_PROMPT_
Go through the material and pull out every line with the string "Longwave" in it.

==*==

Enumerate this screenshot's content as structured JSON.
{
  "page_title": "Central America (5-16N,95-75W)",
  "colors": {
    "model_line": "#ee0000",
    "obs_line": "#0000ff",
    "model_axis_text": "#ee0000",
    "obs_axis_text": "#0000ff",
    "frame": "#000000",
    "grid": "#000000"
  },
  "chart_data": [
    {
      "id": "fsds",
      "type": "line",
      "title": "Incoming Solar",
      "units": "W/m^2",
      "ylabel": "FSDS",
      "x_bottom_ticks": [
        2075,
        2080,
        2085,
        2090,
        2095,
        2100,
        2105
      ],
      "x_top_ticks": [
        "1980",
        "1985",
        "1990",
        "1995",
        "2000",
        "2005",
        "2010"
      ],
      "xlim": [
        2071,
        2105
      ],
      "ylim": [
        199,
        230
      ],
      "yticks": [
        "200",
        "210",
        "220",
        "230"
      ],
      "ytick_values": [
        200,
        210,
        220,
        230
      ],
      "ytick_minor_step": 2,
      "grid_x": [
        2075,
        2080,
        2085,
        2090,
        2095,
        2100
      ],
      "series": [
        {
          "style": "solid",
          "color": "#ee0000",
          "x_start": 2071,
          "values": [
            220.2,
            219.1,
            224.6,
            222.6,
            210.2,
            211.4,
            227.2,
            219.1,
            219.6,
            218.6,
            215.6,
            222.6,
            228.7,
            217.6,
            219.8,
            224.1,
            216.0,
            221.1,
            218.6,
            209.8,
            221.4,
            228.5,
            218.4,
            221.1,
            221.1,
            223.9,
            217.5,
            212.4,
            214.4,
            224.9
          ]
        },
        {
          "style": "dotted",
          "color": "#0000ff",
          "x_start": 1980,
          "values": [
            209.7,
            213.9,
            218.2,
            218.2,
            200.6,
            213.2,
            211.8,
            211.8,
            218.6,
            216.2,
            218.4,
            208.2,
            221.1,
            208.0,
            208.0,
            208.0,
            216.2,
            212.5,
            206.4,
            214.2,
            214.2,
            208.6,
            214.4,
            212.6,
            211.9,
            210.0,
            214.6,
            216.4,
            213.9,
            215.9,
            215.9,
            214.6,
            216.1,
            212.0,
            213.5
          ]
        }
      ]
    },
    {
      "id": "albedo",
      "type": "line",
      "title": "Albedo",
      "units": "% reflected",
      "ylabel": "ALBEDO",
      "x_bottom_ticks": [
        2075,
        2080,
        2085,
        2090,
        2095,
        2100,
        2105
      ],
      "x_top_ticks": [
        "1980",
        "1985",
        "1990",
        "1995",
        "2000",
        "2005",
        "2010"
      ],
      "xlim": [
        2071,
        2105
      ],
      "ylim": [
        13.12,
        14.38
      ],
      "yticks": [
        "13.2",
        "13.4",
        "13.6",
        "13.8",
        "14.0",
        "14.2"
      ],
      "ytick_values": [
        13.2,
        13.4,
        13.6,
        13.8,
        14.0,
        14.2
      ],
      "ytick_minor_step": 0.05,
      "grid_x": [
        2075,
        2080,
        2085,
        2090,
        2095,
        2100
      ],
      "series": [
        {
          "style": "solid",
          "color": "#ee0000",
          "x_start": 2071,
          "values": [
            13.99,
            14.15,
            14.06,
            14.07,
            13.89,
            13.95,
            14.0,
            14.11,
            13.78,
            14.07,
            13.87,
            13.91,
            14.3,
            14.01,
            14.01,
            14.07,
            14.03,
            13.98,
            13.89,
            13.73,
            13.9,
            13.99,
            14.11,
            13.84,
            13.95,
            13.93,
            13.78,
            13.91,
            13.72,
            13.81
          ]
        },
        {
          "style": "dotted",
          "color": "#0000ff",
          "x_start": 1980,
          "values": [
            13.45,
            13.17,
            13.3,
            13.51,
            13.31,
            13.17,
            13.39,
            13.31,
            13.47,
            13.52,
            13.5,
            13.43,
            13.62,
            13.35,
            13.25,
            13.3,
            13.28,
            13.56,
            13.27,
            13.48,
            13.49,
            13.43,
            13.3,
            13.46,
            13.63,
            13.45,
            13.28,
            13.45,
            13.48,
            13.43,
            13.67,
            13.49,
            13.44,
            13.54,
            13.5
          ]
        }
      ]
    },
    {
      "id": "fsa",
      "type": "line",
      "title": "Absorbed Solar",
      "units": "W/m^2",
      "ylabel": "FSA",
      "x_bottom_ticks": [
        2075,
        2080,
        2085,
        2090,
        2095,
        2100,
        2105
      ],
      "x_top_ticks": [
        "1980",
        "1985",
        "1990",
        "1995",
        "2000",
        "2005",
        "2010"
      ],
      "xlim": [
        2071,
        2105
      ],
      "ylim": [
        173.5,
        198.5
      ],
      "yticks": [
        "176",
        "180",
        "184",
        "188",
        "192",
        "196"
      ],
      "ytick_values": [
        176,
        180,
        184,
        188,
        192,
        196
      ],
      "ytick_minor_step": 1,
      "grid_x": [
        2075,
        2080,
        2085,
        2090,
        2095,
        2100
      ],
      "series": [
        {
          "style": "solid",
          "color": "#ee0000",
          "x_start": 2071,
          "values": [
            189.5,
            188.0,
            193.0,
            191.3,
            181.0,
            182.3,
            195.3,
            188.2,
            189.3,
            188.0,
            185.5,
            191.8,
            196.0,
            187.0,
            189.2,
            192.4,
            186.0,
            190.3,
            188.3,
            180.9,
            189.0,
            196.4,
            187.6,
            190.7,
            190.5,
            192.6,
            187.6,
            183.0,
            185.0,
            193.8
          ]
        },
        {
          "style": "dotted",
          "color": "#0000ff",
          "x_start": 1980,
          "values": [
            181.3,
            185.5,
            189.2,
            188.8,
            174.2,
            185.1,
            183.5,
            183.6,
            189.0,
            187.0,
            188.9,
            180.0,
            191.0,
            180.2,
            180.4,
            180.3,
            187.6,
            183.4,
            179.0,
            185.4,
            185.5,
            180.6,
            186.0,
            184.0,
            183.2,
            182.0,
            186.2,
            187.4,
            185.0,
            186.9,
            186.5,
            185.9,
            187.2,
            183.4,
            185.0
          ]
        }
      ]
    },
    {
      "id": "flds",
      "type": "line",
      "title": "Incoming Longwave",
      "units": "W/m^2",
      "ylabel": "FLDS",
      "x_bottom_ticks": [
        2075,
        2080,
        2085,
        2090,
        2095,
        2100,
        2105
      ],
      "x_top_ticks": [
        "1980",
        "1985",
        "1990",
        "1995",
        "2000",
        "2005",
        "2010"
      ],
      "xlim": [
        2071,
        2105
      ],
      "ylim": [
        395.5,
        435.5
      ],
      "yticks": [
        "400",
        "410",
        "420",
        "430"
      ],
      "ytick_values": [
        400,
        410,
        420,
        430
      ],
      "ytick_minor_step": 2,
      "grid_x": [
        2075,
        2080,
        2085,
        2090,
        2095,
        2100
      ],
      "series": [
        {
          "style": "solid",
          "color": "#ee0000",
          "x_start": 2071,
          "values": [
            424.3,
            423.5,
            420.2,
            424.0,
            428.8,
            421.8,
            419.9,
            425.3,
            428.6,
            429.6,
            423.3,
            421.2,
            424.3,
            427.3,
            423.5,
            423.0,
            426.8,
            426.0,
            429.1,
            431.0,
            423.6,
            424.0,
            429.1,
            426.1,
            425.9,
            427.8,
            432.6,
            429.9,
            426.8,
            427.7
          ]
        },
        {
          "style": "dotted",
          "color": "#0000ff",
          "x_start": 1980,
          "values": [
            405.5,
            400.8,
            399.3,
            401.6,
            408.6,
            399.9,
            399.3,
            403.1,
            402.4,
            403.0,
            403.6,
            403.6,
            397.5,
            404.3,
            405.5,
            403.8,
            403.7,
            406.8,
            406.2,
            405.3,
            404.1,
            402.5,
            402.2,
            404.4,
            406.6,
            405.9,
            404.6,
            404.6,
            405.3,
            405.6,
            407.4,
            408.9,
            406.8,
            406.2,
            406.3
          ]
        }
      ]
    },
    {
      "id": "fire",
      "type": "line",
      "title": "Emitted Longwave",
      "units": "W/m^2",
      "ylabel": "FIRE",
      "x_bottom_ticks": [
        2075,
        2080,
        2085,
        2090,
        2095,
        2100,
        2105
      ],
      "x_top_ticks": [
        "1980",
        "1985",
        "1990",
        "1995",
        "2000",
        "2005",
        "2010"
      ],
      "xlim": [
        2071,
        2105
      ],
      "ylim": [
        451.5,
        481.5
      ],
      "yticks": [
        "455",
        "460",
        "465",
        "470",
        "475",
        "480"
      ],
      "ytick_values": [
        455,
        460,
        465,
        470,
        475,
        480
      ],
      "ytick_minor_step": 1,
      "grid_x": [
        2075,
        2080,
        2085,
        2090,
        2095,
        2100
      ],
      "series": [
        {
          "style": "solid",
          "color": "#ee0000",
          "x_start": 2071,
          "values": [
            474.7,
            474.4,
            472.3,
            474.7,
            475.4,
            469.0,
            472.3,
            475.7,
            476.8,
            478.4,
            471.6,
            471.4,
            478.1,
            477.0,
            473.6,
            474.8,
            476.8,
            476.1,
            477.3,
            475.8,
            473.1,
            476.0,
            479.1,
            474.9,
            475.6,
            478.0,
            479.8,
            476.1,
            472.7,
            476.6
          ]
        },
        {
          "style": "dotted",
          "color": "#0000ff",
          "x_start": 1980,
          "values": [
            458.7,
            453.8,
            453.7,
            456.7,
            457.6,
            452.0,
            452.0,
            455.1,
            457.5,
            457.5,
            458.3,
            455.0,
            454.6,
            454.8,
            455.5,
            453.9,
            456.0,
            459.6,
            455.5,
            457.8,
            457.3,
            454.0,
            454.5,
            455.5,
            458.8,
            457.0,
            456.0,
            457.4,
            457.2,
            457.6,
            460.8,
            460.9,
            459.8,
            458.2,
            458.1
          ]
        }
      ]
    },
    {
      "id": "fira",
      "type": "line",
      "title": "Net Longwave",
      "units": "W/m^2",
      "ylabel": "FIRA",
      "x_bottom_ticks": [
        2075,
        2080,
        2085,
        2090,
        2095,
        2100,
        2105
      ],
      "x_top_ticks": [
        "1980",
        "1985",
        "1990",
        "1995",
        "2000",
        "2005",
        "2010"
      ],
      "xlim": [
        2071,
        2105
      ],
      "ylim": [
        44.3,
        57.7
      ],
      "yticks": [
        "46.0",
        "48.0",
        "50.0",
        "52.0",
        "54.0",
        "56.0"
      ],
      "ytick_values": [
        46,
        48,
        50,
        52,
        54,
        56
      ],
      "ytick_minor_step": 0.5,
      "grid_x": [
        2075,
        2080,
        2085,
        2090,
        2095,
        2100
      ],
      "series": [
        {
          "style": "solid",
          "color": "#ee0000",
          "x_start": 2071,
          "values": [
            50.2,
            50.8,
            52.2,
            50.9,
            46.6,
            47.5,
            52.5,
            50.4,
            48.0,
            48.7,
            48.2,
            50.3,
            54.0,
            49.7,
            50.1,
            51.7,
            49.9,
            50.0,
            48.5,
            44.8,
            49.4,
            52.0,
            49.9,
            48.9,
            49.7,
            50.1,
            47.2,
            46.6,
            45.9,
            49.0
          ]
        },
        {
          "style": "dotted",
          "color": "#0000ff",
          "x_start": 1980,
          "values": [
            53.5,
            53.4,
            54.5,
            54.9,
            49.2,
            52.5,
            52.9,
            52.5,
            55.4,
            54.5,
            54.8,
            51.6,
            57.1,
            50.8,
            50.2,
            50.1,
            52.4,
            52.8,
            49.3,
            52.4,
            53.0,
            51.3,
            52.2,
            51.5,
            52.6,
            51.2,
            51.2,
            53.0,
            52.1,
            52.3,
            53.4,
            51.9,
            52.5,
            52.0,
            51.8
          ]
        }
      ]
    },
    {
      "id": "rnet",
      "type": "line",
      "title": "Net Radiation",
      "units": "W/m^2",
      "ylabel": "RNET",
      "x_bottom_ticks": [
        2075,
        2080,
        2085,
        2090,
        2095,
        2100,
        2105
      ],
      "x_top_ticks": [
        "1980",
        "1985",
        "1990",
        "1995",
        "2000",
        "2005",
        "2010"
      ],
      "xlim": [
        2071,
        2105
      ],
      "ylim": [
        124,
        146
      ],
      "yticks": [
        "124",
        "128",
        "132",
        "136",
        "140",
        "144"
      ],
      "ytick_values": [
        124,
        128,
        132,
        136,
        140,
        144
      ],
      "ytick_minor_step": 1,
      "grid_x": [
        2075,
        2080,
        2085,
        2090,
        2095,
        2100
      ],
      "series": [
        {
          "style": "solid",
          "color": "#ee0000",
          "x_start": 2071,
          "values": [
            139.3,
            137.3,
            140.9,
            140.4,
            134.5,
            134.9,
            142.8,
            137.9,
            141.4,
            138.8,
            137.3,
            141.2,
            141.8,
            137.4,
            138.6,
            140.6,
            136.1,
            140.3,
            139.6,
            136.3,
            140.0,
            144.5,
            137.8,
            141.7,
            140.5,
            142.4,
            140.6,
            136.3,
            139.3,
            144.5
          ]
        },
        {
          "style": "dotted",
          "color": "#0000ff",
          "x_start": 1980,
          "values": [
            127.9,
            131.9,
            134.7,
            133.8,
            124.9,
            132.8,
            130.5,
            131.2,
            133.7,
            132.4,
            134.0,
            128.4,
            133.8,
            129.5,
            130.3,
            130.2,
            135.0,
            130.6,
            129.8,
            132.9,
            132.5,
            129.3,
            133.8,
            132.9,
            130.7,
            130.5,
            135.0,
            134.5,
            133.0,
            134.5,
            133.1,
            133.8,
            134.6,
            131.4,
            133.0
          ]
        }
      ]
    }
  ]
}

==*==

_FINAL RESULT_
      "title": "Incoming Longwave",
      "title": "Emitted Longwave",
      "title": "Net Longwave",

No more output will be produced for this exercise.